**Input records**.
# # # # #

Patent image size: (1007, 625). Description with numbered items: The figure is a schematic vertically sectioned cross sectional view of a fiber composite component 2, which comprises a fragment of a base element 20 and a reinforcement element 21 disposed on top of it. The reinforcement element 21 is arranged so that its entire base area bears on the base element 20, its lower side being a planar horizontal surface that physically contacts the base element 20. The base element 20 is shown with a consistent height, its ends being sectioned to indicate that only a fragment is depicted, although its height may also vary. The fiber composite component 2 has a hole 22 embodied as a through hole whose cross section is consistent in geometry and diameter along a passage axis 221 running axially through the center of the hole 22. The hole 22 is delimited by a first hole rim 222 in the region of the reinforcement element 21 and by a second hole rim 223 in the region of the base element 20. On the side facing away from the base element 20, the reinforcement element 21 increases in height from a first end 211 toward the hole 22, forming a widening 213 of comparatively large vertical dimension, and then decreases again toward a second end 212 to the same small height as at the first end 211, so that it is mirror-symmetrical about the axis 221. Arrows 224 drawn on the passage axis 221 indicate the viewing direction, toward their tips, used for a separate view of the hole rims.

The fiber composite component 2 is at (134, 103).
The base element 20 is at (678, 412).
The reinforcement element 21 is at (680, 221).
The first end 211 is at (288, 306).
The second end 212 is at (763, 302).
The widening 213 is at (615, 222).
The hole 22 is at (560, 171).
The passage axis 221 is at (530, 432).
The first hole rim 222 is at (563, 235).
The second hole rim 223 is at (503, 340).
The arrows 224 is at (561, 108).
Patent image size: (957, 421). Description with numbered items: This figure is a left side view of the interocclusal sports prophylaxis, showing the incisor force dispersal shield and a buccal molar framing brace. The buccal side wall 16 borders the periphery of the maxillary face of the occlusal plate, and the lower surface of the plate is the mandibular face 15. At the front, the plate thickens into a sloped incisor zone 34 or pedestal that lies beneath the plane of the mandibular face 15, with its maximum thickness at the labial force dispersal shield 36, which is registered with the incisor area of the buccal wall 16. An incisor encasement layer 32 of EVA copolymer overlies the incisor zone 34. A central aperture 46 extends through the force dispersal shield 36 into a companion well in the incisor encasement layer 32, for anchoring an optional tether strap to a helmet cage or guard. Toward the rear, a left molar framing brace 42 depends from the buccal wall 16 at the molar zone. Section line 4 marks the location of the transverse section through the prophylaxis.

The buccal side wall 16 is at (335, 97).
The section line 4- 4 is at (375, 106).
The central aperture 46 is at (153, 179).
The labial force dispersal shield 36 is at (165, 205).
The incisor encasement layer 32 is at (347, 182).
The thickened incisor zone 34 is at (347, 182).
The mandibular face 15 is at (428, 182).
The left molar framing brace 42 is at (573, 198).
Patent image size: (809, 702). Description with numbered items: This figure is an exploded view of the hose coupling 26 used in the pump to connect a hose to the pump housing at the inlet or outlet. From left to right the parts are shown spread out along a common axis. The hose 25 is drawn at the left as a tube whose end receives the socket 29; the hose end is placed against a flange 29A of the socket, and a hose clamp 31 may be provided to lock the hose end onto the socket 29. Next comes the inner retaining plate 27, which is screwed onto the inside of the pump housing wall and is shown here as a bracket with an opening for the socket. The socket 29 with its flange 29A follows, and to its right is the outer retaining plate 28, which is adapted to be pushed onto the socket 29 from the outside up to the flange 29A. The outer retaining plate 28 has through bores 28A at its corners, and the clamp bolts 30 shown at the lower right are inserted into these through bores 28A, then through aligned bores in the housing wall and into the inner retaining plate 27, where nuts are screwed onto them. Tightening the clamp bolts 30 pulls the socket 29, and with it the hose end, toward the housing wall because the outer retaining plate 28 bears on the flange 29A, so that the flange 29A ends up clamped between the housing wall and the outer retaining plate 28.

# # # # #

**Your task**. Copy the material above line for line, with no changes to any wording, number, or punctuation.

**The solution**.
Patent image size: (1007, 625). Description with numbered items: The figure is a schematic vertically sectioned cross sectional view of a fiber composite component 2, which comprises a fragment of a base element 20 and a reinforcement element 21 disposed on top of it. The reinforcement element 21 is arranged so that its entire base area bears on the base element 20, its lower side being a planar horizontal surface that physically contacts the base element 20. The base element 20 is shown with a consistent height, its ends being sectioned to indicate that only a fragment is depicted, although its height may also vary. The fiber composite component 2 has a hole 22 embodied as a through hole whose cross section is consistent in geometry and diameter along a passage axis 221 running axially through the center of the hole 22. The hole 22 is delimited by a first hole rim 222 in the region of the reinforcement element 21 and by a second hole rim 223 in the region of the base element 20. On the side facing away from the base element 20, the reinforcement element 21 increases in height from a first end 211 toward the hole 22, forming a widening 213 of comparatively large vertical dimension, and then decreases again toward a second end 212 to the same small height as at the first end 211, so that it is mirror-symmetrical about the axis 221. Arrows 224 drawn on the passage axis 221 indicate the viewing direction, toward their tips, used for a separate view of the hole rims.

The fiber composite component 2 is at (134, 103).
The base element 20 is at (678, 412).
The reinforcement element 21 is at (680, 221).
The first end 211 is at (288, 306).
The second end 212 is at (763, 302).
The widening 213 is at (615, 222).
The hole 22 is at (560, 171).
The passage axis 221 is at (530, 432).
The first hole rim 222 is at (563, 235).
The second hole rim 223 is at (503, 340).
The arrows 224 is at (561, 108).
Patent image size: (957, 421). Description with numbered items: This figure is a left side view of the interocclusal sports prophylaxis, showing the incisor force dispersal shield and a buccal molar framing brace. The buccal side wall 16 borders the periphery of the maxillary face of the occlusal plate, and the lower surface of the plate is the mandibular face 15. At the front, the plate thickens into a sloped incisor zone 34 or pedestal that lies beneath the plane of the mandibular face 15, with its maximum thickness at the labial force dispersal shield 36, which is registered with the incisor area of the buccal wall 16. An incisor encasement layer 32 of EVA copolymer overlies the incisor zone 34. A central aperture 46 extends through the force dispersal shield 36 into a companion well in the incisor encasement layer 32, for anchoring an optional tether strap to a helmet cage or guard. Toward the rear, a left molar framing brace 42 depends from the buccal wall 16 at the molar zone. Section line 4 marks the location of the transverse section through the prophylaxis.

The buccal side wall 16 is at (335, 97).
The section line 4- 4 is at (375, 106).
The central aperture 46 is at (153, 179).
The labial force dispersal shield 36 is at (165, 205).
The incisor encasement layer 32 is at (347, 182).
The thickened incisor zone 34 is at (347, 182).
The mandibular face 15 is at (428, 182).
The left molar framing brace 42 is at (573, 198).
Patent image size: (809, 702). Description with numbered items: This figure is an exploded view of the hose coupling 26 used in the pump to connect a hose to the pump housing at the inlet or outlet. From left to right the parts are shown spread out along a common axis. The hose 25 is drawn at the left as a tube whose end receives the socket 29; the hose end is placed against a flange 29A of the socket, and a hose clamp 31 may be provided to lock the hose end onto the socket 29. Next comes the inner retaining plate 27, which is screwed onto the inside of the pump housing wall and is shown here as a bracket with an opening for the socket. The socket 29 with its flange 29A follows, and to its right is the outer retaining plate 28, which is adapted to be pushed onto the socket 29 from the outside up to the flange 29A. The outer retaining plate 28 has through bores 28A at its corners, and the clamp bolts 30 shown at the lower right are inserted into these through bores 28A, then through aligned bores in the housing wall and into the inner retaining plate 27, where nuts are screwed onto them. Tightening the clamp bolts 30 pulls the socket 29, and with it the hose end, toward the housing wall because the outer retaining plate 28 bears on the flange 29A, so that the flange 29A ends up clamped between the housing wall and the outer retaining plate 28.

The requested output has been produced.